[Exercise details] Pull out every line of the listing below where "Payment" appears.

· · · · ·

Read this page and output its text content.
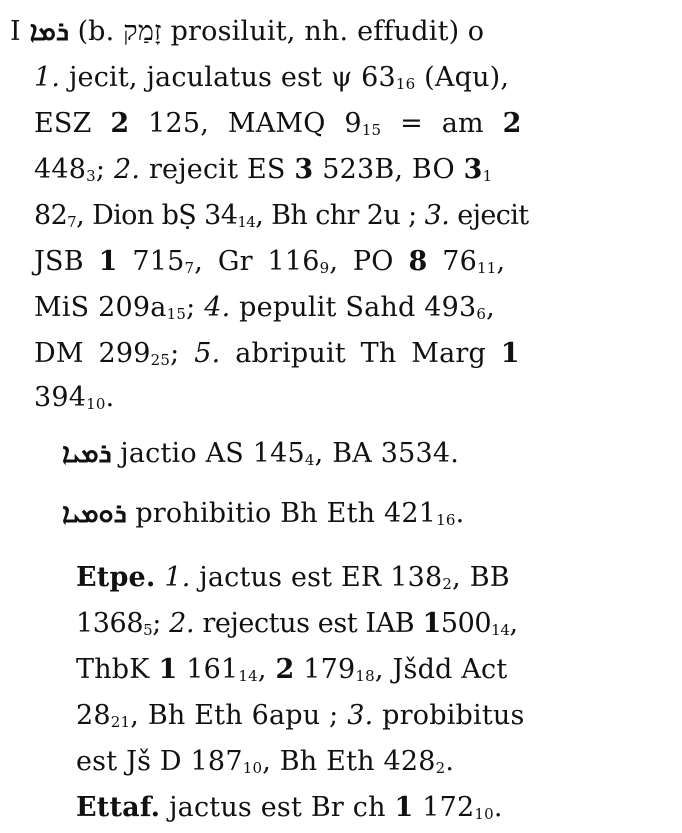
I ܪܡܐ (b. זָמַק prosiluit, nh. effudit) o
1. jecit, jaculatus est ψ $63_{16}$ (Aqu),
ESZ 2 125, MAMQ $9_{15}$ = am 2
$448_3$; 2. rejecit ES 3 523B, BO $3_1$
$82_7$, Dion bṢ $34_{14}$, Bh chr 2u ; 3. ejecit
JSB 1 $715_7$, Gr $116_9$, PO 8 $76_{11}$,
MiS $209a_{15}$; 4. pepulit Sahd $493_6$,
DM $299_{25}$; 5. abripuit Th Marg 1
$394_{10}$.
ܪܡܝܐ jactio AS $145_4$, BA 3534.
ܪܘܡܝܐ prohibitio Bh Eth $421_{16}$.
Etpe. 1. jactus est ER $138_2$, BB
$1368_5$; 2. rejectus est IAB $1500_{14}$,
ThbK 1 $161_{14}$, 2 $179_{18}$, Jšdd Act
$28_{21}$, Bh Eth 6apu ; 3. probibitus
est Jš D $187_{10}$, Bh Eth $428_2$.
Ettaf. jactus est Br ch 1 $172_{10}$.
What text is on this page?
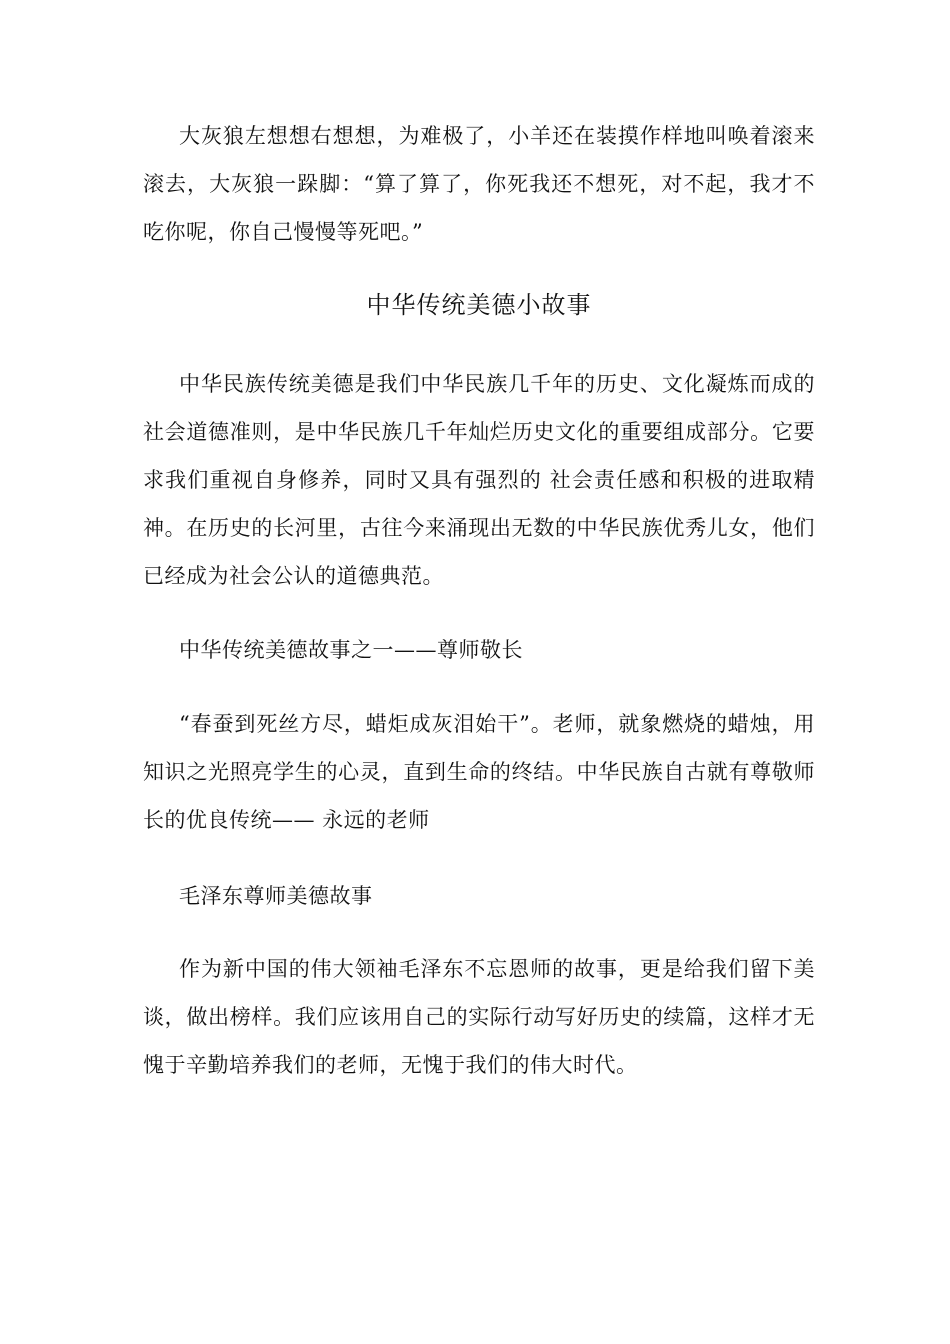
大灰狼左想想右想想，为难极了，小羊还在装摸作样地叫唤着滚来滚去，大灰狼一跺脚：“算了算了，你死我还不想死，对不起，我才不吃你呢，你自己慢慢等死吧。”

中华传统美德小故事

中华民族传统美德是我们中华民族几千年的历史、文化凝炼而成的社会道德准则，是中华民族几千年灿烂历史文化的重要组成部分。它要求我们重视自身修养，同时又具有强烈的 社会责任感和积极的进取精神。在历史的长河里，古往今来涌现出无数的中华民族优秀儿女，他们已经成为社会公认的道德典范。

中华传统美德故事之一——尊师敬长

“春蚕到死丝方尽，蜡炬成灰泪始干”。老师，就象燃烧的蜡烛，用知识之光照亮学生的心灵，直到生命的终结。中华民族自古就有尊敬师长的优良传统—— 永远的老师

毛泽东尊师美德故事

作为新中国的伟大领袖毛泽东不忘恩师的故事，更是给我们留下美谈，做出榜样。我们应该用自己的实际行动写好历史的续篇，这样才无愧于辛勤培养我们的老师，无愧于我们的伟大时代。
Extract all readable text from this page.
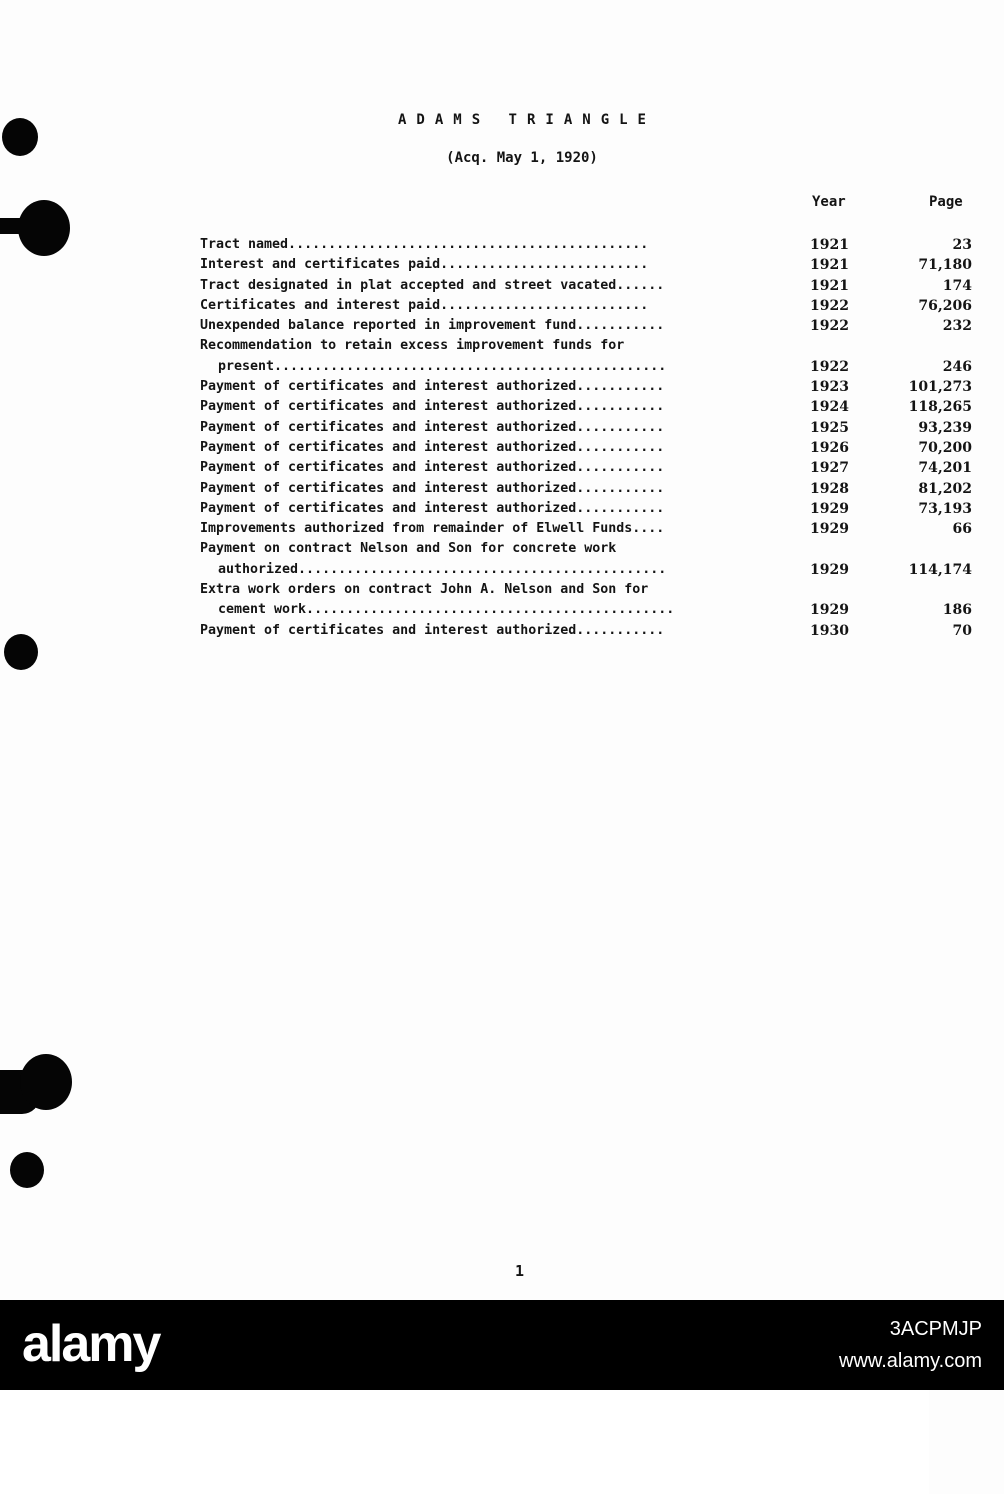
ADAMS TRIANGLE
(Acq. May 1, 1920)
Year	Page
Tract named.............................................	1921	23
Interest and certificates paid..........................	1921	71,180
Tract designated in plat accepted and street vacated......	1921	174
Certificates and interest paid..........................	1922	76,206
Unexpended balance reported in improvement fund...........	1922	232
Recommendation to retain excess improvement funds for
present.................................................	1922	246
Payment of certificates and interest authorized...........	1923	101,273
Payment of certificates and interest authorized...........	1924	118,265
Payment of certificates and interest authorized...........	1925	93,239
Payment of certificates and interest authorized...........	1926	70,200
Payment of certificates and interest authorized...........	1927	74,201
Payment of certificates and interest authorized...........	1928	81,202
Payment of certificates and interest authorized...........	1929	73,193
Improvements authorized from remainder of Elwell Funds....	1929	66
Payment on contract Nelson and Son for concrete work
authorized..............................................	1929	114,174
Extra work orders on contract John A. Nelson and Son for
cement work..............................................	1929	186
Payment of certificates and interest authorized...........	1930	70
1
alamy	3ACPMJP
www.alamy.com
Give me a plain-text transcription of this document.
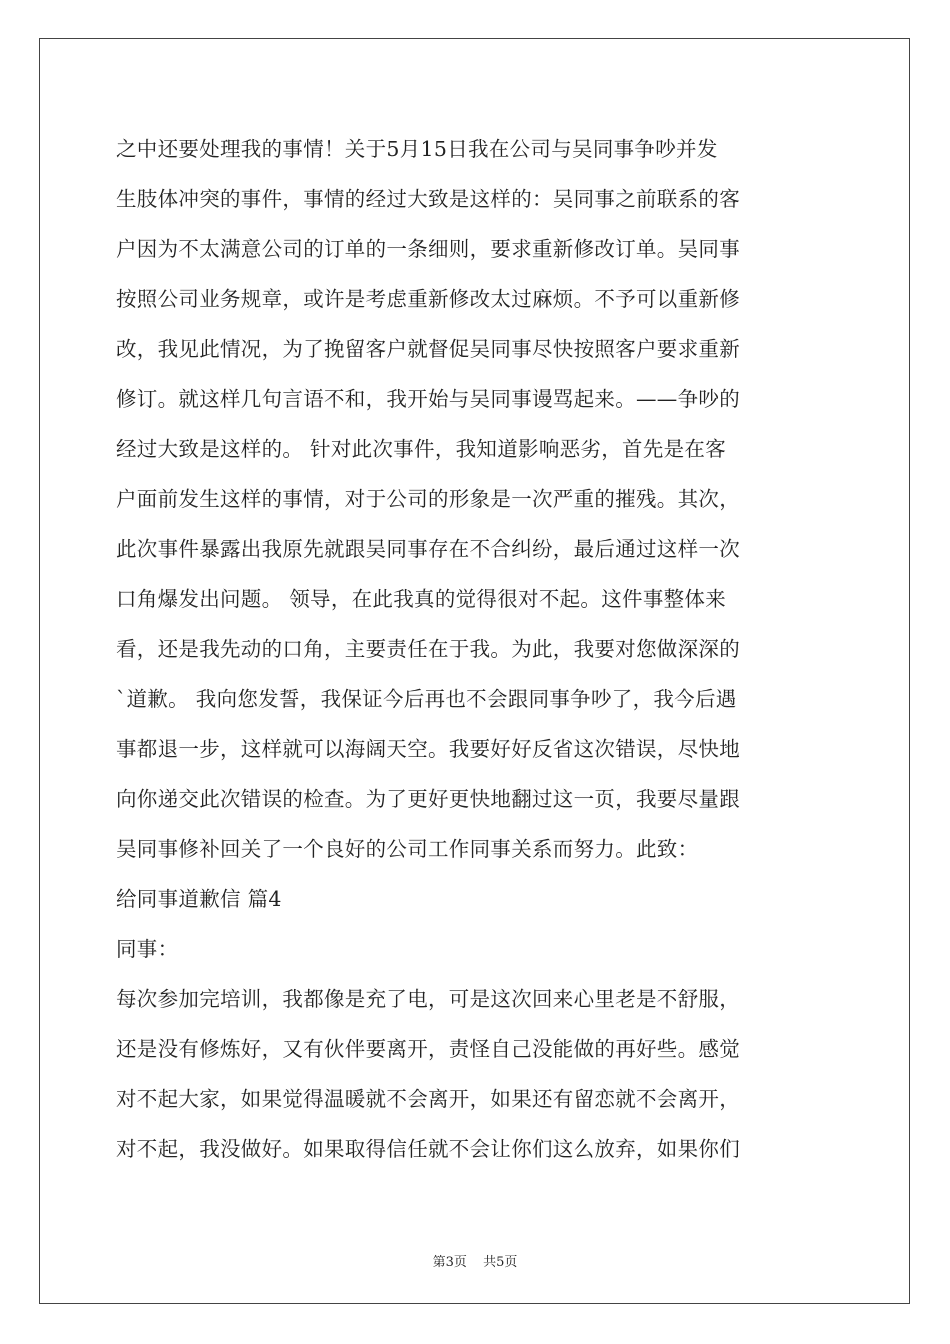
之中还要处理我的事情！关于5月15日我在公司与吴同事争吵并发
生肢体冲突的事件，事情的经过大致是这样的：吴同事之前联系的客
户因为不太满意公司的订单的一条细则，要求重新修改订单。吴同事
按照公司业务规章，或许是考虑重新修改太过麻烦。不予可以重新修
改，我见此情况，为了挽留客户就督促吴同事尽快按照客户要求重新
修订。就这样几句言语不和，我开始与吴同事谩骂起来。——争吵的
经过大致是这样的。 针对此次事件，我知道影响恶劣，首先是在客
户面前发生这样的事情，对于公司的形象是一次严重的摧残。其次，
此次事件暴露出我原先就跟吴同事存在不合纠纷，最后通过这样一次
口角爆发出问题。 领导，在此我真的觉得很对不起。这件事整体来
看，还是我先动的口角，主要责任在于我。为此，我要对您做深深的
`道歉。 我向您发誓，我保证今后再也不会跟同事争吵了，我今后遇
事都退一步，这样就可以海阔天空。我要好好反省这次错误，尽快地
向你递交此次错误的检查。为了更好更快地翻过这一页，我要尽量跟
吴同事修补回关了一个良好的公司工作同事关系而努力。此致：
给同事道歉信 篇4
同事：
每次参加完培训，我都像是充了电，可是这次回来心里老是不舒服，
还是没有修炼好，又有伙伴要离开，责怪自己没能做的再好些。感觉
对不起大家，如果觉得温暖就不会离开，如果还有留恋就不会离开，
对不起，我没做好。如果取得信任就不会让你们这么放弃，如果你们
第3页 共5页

· · · · ·

[Written solution]
Payment of certificates and interest authorized...........	1923	101,273
Payment of certificates and interest authorized...........	1924	118,265
Payment of certificates and interest authorized...........	1925	93,239
Payment of certificates and interest authorized...........	1926	70,200
Payment of certificates and interest authorized...........	1927	74,201
Payment of certificates and interest authorized...........	1928	81,202
Payment of certificates and interest authorized...........	1929	73,193
Payment on contract Nelson and Son for concrete work
Payment of certificates and interest authorized...........	1930	70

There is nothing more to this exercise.